__INFORMATION SUPPLIED__
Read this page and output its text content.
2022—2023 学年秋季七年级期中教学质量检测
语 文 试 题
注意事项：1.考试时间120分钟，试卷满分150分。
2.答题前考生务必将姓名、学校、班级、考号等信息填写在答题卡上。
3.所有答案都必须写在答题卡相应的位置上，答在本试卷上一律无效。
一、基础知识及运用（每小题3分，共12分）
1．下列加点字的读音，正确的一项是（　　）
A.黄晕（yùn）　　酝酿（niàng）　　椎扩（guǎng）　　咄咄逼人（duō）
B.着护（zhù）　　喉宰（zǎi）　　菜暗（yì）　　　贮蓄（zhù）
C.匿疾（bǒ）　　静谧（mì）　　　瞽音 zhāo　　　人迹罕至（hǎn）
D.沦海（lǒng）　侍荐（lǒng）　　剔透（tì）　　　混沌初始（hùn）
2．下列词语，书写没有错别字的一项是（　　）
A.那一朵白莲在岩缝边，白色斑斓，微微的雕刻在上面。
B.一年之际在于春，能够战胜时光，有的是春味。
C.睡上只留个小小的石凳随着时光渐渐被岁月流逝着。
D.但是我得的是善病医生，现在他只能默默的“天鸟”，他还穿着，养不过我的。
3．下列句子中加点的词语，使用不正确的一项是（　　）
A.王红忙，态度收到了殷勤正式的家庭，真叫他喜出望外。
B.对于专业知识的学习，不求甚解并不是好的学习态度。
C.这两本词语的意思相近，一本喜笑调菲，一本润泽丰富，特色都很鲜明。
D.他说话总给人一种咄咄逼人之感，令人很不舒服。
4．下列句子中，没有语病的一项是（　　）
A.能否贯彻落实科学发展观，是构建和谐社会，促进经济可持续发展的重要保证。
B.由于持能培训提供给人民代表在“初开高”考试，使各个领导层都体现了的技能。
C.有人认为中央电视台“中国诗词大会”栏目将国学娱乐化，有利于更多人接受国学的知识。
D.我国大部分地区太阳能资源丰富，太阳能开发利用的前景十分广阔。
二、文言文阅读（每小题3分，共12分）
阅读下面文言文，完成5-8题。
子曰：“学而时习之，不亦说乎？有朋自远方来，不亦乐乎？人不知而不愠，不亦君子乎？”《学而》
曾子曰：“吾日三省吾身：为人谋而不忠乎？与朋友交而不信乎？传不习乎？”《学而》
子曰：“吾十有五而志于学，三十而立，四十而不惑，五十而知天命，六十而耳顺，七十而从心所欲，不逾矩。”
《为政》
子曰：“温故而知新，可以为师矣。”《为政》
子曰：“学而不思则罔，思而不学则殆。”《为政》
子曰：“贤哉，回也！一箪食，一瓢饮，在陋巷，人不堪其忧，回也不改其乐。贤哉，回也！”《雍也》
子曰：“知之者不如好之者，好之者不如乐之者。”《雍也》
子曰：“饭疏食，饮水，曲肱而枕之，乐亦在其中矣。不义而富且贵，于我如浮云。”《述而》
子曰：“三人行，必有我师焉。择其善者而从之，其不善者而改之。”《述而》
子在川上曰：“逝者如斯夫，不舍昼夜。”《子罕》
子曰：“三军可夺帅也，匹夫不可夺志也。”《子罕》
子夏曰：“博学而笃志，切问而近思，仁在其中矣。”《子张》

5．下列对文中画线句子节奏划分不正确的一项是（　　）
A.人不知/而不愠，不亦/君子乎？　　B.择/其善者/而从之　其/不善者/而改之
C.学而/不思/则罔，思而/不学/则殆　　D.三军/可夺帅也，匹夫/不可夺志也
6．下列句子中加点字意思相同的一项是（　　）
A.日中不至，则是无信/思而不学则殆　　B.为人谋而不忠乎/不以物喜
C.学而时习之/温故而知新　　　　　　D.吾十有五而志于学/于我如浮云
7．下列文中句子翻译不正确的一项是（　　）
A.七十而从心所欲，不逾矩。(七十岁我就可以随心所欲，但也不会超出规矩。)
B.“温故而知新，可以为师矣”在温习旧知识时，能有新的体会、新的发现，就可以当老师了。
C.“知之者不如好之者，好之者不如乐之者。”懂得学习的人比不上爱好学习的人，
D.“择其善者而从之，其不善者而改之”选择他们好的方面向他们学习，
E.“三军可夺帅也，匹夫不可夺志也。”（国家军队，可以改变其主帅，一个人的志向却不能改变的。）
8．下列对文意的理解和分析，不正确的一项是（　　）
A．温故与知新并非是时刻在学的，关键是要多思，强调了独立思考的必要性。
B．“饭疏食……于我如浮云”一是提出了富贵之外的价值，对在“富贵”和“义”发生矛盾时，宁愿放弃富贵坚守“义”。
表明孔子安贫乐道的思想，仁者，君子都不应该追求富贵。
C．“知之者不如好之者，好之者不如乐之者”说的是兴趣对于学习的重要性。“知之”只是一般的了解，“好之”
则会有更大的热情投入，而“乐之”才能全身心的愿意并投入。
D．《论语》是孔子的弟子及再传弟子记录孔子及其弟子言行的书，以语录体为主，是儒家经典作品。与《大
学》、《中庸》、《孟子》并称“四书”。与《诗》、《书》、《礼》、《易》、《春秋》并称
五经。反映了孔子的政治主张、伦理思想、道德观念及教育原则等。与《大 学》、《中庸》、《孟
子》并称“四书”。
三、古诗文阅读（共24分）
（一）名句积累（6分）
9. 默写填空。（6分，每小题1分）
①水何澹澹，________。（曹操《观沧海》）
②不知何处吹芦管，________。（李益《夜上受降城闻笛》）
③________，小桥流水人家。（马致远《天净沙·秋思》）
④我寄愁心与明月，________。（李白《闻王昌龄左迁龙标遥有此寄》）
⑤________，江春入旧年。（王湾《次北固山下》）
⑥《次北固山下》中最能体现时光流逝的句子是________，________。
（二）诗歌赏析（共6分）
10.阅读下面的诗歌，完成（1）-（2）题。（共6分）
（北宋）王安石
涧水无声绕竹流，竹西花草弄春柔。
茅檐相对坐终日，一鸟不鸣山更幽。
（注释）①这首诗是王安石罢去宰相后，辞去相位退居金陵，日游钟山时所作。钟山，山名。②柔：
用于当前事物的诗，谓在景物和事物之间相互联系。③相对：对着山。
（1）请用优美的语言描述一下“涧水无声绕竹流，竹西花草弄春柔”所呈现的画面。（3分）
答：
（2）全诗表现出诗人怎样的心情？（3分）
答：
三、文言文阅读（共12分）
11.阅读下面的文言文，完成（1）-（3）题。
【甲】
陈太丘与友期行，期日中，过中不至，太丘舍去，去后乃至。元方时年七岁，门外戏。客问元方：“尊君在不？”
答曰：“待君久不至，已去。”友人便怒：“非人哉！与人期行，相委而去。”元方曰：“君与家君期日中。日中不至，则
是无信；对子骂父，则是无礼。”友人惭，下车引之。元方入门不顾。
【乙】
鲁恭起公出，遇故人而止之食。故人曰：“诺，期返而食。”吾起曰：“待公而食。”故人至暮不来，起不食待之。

__DIRECTIONS FOR THIS TASK__
Search the data for the word "于我如浮云" and copy each line where it appears.

__COMPLETE OUTPUT__
子曰：“饭疏食，饮水，曲肱而枕之，乐亦在其中矣。不义而富且贵，于我如浮云。”《述而》
C.学而时习之/温故而知新　　　　　　D.吾十有五而志于学/于我如浮云
B．“饭疏食……于我如浮云”一是提出了富贵之外的价值，对在“富贵”和“义”发生矛盾时，宁愿放弃富贵坚守“义”。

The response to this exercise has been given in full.